— begin —
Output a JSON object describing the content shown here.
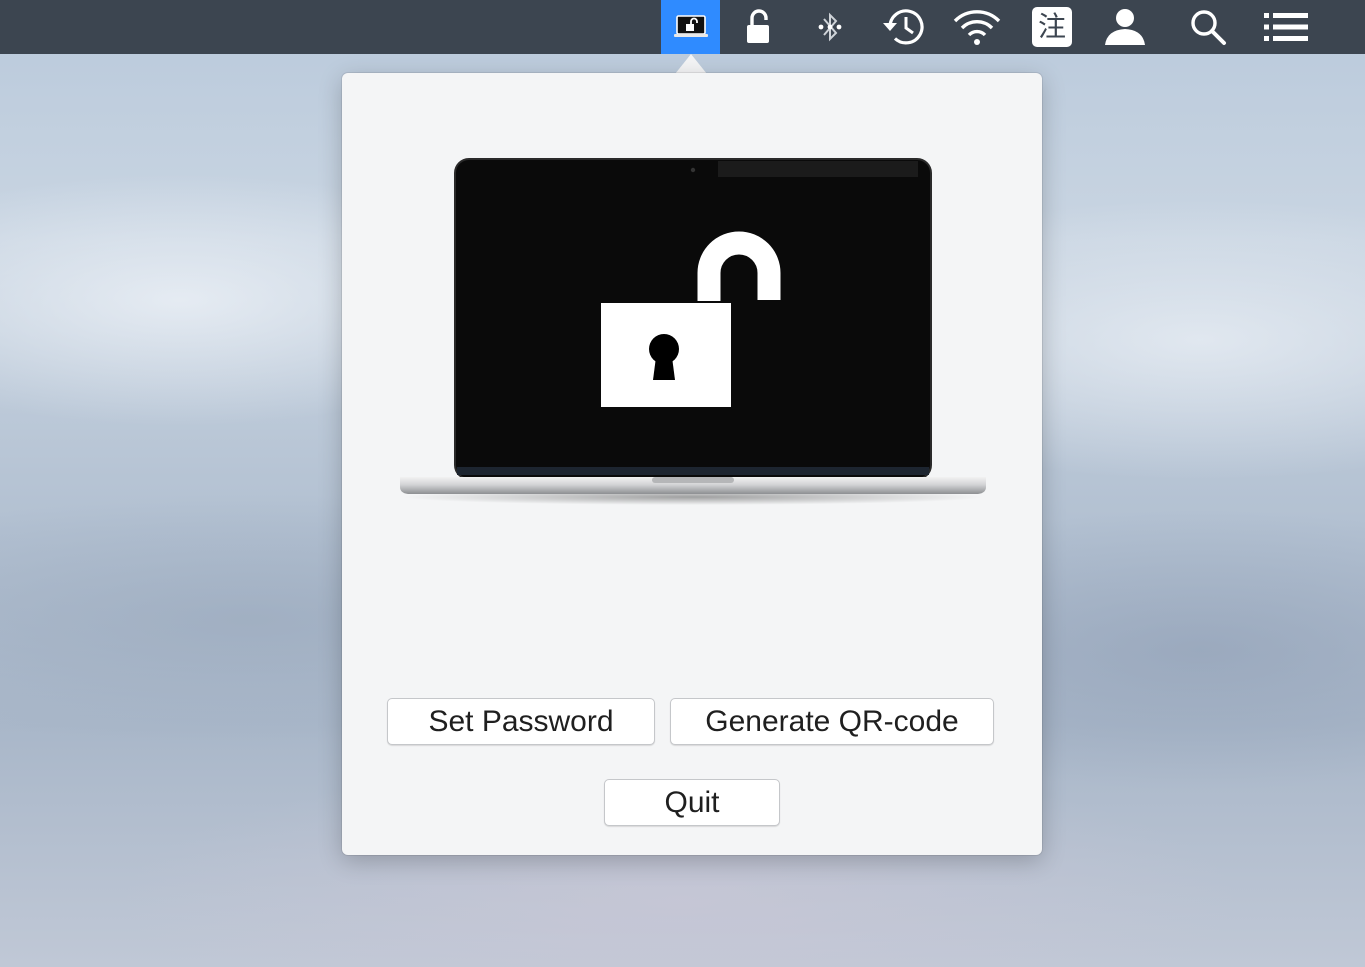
{
  "menubar": {
    "icons": [
      "laptop-lock-app-icon",
      "lock-icon",
      "bluetooth-icon",
      "time-machine-icon",
      "wifi-icon",
      "input-method-icon",
      "user-icon",
      "spotlight-search-icon",
      "notification-center-icon"
    ],
    "input_method_label": "注",
    "active_color": "#2f8bff",
    "bar_color": "#3c4550"
  },
  "popover": {
    "illustration": "laptop-unlocked-padlock-icon",
    "buttons": {
      "set_password": "Set Password",
      "generate_qr": "Generate QR-code",
      "quit": "Quit"
    }
  }
}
— end —
What to do:
Set down every entry word for word, but omit the pictures.

In response:
Output a JSON object describing the content shown here.
{
  "menubar": {
    "icons": [
      "laptop-lock-app-icon",
      "lock-icon",
      "bluetooth-icon",
      "time-machine-icon",
      "wifi-icon",
      "input-method-icon",
      "user-icon",
      "spotlight-search-icon",
      "notification-center-icon"
    ],
    "input_method_label": "注",
    "active_color": "#2f8bff",
    "bar_color": "#3c4550"
  },
  "popover": {
    "illustration": "laptop-unlocked-padlock-icon",
    "buttons": {
      "set_password": "Set Password",
      "generate_qr": "Generate QR-code",
      "quit": "Quit"
    }
  }
}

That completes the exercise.